## DATA LINES

# # # # # # #

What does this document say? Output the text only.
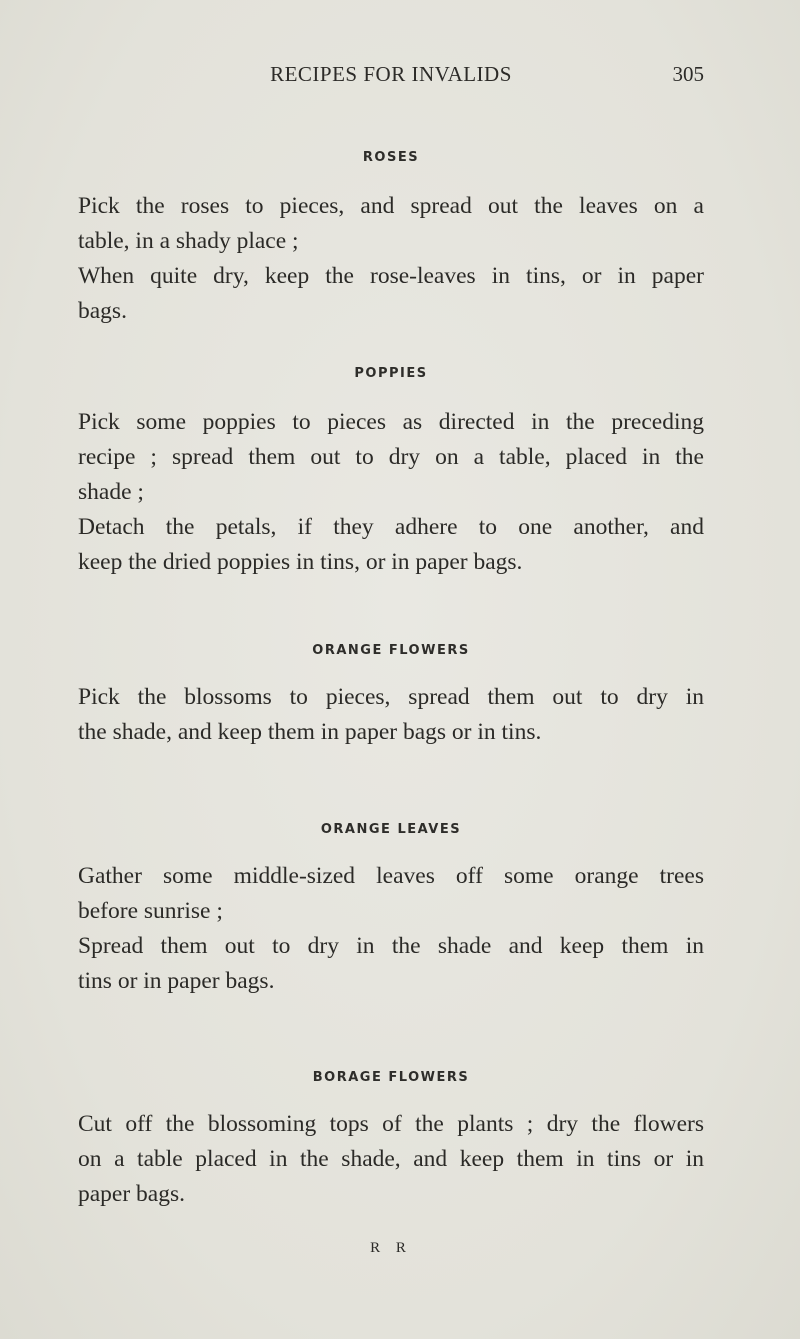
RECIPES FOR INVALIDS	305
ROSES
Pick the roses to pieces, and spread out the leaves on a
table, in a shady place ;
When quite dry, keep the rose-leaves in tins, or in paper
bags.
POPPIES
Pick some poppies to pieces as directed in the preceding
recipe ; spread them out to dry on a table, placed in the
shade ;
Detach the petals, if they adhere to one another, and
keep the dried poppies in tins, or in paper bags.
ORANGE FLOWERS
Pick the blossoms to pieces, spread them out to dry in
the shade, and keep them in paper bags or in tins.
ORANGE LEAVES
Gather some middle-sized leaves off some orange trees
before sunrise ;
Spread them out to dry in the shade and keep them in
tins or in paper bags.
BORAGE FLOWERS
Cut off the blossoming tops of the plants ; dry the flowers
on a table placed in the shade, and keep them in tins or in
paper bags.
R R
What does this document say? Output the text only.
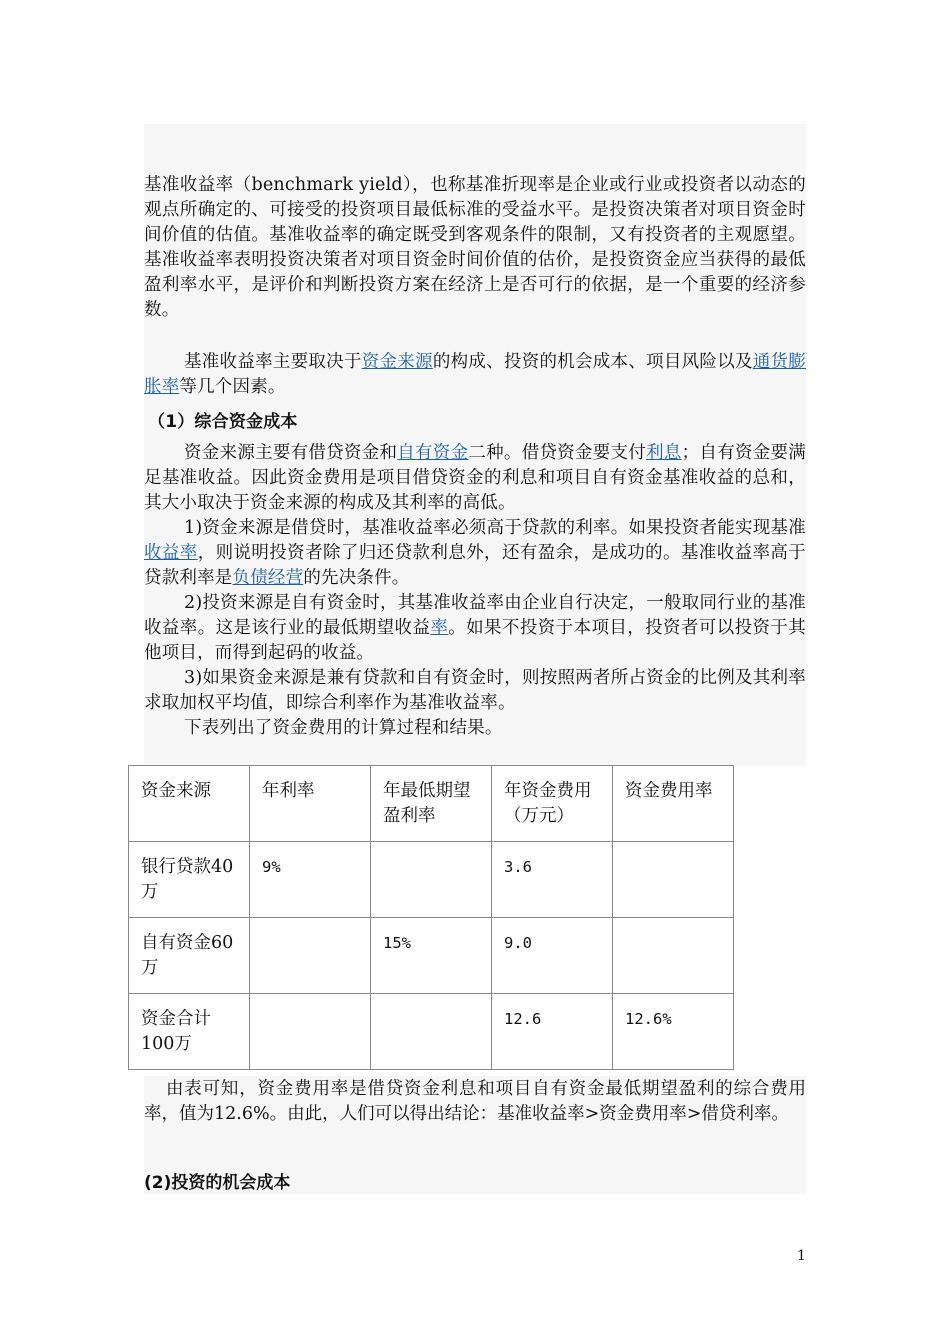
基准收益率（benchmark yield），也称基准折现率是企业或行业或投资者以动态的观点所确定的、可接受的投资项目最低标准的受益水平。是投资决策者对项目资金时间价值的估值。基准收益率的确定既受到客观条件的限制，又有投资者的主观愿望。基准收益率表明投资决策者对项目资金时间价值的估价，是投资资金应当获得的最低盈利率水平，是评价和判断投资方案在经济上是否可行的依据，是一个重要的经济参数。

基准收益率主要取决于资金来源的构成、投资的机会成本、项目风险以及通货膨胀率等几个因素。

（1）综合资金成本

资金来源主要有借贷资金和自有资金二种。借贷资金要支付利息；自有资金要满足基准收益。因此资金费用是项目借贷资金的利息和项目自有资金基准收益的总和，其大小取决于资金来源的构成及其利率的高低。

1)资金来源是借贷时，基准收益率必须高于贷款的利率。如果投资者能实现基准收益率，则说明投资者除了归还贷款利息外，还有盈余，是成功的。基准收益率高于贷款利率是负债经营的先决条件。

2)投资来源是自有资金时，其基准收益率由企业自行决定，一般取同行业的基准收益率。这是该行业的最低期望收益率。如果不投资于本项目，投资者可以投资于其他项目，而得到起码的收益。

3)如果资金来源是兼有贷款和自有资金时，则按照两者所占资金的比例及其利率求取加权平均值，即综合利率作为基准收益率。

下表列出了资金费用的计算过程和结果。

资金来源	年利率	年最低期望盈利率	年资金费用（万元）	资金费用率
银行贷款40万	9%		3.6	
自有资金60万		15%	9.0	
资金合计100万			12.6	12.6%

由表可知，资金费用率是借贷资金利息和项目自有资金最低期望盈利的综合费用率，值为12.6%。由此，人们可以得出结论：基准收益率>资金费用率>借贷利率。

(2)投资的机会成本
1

# # # # # # #

## WORK TO COMPLETE
Reproduce the material above in full, exactly, with no images.

## SOLUTION TO THIS PROBLEM
What does this document say? Output the text only.
RECIPES FOR INVALIDS	305
ROSES
Pick the roses to pieces, and spread out the leaves on a
table, in a shady place ;
When quite dry, keep the rose-leaves in tins, or in paper
bags.
POPPIES
Pick some poppies to pieces as directed in the preceding
recipe ; spread them out to dry on a table, placed in the
shade ;
Detach the petals, if they adhere to one another, and
keep the dried poppies in tins, or in paper bags.
ORANGE FLOWERS
Pick the blossoms to pieces, spread them out to dry in
the shade, and keep them in paper bags or in tins.
ORANGE LEAVES
Gather some middle-sized leaves off some orange trees
before sunrise ;
Spread them out to dry in the shade and keep them in
tins or in paper bags.
BORAGE FLOWERS
Cut off the blossoming tops of the plants ; dry the flowers
on a table placed in the shade, and keep them in tins or in
paper bags.
R R
What does this document say? Output the text only.
基准收益率（benchmark yield），也称基准折现率是企业或行业或投资者以动态的观点所确定的、可接受的投资项目最低标准的受益水平。是投资决策者对项目资金时间价值的估值。基准收益率的确定既受到客观条件的限制，又有投资者的主观愿望。基准收益率表明投资决策者对项目资金时间价值的估价，是投资资金应当获得的最低盈利率水平，是评价和判断投资方案在经济上是否可行的依据，是一个重要的经济参数。

基准收益率主要取决于资金来源的构成、投资的机会成本、项目风险以及通货膨胀率等几个因素。

（1）综合资金成本

资金来源主要有借贷资金和自有资金二种。借贷资金要支付利息；自有资金要满足基准收益。因此资金费用是项目借贷资金的利息和项目自有资金基准收益的总和，其大小取决于资金来源的构成及其利率的高低。

1)资金来源是借贷时，基准收益率必须高于贷款的利率。如果投资者能实现基准收益率，则说明投资者除了归还贷款利息外，还有盈余，是成功的。基准收益率高于贷款利率是负债经营的先决条件。

2)投资来源是自有资金时，其基准收益率由企业自行决定，一般取同行业的基准收益率。这是该行业的最低期望收益率。如果不投资于本项目，投资者可以投资于其他项目，而得到起码的收益。

3)如果资金来源是兼有贷款和自有资金时，则按照两者所占资金的比例及其利率求取加权平均值，即综合利率作为基准收益率。

下表列出了资金费用的计算过程和结果。

资金来源	年利率	年最低期望盈利率	年资金费用（万元）	资金费用率
银行贷款40万	9%		3.6	
自有资金60万		15%	9.0	
资金合计100万			12.6	12.6%

由表可知，资金费用率是借贷资金利息和项目自有资金最低期望盈利的综合费用率，值为12.6%。由此，人们可以得出结论：基准收益率>资金费用率>借贷利率。

(2)投资的机会成本
1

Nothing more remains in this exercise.